----- Provided records
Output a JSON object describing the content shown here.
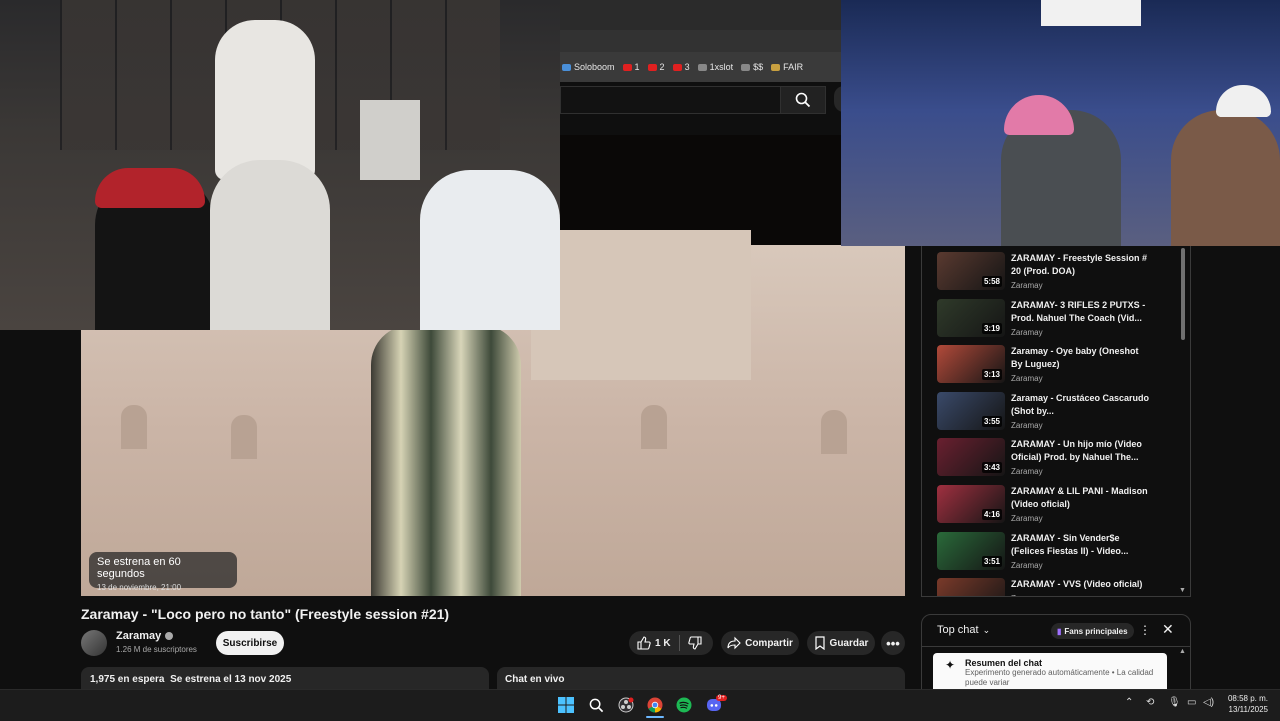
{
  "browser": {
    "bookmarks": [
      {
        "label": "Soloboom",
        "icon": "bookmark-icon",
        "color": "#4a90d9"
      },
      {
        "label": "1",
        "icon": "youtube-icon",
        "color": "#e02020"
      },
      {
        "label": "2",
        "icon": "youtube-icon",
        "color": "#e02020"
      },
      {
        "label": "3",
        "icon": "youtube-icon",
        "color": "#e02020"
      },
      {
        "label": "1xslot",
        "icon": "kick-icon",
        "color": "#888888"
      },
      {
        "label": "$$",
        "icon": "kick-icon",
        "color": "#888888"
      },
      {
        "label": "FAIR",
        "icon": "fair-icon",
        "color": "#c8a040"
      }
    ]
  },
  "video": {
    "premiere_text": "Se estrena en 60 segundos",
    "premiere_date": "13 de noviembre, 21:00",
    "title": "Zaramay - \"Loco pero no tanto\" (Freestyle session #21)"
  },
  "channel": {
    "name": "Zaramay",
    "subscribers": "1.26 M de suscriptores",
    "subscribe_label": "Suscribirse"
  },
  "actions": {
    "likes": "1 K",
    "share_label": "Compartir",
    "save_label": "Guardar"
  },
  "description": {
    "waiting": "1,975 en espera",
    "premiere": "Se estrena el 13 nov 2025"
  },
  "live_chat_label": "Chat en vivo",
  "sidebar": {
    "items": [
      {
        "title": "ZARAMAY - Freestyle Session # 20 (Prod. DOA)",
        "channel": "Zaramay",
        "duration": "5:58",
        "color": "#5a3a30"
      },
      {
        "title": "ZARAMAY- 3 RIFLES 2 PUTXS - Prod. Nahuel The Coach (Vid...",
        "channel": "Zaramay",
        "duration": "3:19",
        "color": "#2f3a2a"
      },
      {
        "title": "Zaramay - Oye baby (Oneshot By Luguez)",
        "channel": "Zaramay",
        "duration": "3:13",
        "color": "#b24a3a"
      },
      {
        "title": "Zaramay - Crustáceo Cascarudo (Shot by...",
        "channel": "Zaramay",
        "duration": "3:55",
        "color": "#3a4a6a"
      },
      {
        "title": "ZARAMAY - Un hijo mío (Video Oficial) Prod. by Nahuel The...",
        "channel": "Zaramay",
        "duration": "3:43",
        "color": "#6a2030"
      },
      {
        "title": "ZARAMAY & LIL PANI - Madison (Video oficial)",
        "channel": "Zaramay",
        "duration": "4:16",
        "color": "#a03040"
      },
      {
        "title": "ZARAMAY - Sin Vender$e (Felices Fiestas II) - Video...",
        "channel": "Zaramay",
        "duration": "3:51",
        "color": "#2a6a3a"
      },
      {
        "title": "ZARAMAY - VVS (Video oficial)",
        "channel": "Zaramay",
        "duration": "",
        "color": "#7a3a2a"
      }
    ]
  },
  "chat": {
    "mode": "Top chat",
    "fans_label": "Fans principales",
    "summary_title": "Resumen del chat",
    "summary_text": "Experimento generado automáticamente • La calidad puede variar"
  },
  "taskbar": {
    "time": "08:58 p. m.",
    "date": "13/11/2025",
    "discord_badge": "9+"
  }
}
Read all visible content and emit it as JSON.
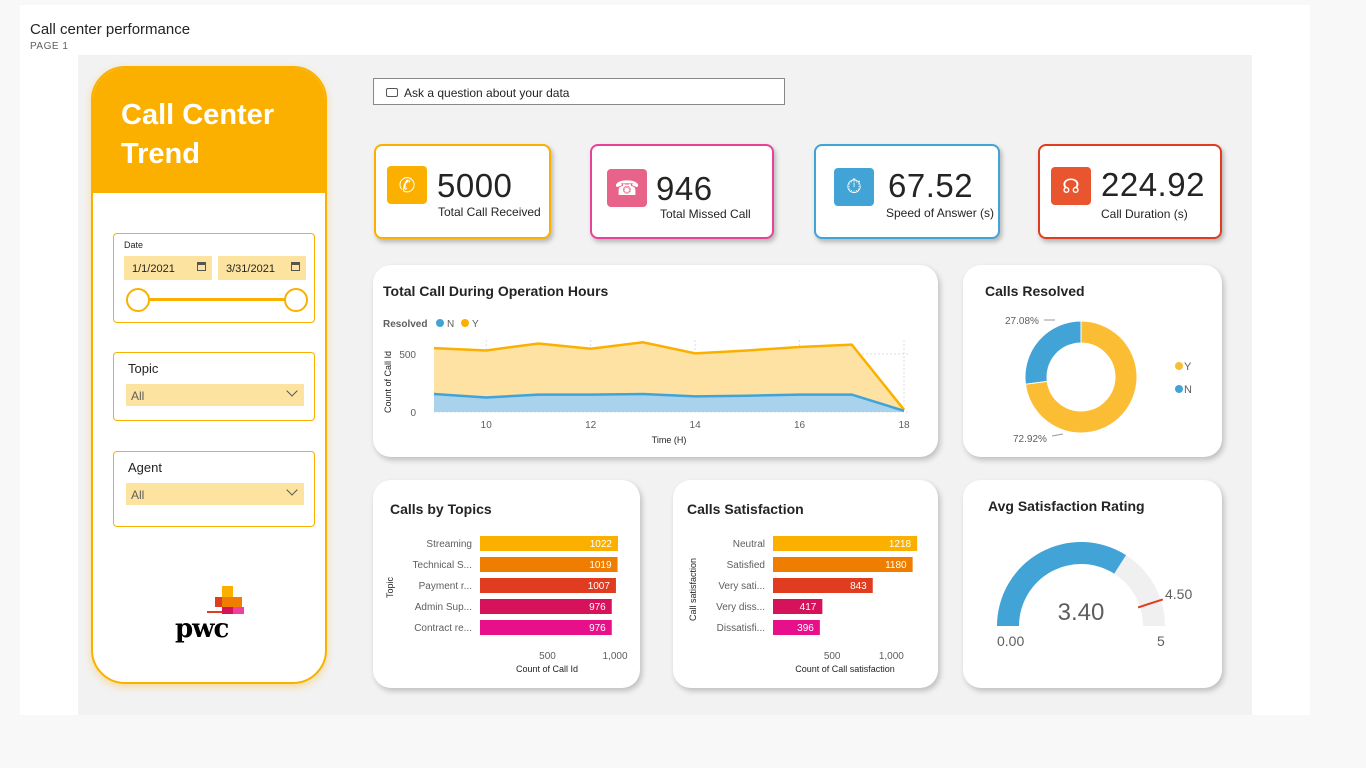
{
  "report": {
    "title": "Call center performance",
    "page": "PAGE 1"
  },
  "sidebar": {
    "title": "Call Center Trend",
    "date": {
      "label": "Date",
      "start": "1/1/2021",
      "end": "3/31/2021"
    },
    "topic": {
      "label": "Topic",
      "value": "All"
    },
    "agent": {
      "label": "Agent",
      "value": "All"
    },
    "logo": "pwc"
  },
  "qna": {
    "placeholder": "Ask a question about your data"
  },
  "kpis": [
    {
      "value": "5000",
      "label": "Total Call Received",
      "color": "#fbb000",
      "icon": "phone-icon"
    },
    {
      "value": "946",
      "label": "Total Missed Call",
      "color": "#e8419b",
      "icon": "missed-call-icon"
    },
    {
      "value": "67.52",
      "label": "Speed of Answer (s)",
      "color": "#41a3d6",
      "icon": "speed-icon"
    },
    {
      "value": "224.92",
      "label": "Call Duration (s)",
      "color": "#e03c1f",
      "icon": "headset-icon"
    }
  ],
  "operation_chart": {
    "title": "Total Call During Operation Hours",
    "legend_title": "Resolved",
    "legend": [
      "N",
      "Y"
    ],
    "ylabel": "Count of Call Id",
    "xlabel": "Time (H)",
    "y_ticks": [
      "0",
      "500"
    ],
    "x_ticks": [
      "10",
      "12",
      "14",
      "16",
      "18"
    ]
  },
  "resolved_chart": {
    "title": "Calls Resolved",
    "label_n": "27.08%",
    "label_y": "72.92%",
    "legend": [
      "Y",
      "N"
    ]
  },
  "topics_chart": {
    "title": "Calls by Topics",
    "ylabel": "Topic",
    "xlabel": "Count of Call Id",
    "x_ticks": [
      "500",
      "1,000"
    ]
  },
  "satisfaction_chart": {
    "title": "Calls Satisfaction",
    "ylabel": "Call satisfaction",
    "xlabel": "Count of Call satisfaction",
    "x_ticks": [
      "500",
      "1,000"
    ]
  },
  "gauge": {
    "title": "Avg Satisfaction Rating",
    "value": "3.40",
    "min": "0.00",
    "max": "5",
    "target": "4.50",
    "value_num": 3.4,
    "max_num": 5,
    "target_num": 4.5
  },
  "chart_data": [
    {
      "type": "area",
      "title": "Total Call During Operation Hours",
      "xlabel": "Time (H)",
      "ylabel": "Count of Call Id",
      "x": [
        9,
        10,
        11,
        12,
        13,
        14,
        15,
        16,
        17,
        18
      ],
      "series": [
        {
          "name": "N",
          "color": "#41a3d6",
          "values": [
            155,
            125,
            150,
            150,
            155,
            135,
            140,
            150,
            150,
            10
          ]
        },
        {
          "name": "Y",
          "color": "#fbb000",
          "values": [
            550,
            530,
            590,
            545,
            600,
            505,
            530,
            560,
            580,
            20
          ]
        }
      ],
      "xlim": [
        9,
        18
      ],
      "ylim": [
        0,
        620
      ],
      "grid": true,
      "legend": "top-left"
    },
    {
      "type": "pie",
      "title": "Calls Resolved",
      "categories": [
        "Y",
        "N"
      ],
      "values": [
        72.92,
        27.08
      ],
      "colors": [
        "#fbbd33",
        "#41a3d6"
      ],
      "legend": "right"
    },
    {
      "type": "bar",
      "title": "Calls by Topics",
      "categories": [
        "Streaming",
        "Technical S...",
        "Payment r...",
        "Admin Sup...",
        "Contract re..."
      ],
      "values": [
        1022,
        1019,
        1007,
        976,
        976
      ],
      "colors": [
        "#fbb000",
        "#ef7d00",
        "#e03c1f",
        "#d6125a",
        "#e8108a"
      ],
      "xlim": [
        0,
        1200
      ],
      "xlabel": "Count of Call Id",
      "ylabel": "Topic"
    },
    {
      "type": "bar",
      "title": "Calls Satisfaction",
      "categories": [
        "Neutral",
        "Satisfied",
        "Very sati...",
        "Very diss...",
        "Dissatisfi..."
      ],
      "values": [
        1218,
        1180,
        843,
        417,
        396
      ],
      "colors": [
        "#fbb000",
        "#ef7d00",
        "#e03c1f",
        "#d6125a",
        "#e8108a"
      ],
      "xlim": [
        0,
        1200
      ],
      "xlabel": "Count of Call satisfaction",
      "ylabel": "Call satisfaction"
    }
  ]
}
----------
----- Provided records
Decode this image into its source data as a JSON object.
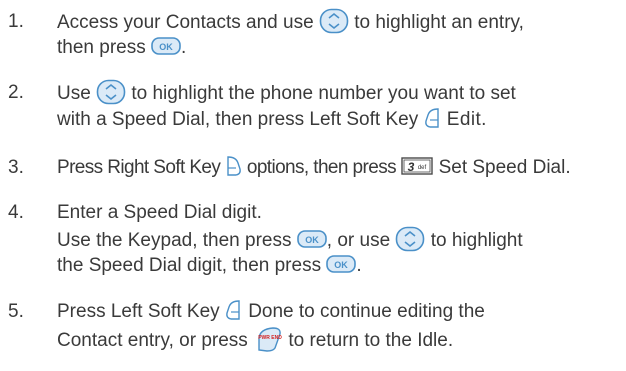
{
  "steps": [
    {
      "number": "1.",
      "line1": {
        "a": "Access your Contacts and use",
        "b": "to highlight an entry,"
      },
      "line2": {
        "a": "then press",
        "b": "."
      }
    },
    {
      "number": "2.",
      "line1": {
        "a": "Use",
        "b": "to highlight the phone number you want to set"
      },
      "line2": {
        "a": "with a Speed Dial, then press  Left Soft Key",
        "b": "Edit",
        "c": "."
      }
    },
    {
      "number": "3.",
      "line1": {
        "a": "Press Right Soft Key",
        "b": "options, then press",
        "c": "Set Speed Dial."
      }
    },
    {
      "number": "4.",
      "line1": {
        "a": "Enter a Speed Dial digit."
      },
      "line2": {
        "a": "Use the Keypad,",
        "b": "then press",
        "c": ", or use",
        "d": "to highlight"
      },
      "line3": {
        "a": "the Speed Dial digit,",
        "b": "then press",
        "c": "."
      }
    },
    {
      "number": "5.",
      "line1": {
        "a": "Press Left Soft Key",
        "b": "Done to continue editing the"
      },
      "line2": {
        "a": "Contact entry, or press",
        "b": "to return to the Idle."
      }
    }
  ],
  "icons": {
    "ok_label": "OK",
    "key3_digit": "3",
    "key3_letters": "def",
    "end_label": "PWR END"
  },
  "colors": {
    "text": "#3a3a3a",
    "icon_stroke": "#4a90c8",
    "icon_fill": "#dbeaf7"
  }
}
----------
--- Goal of the exercise ---
Provide the count, and nothing else, of lines in the data above where the word "then" occurs.

--- Correct answer ---
5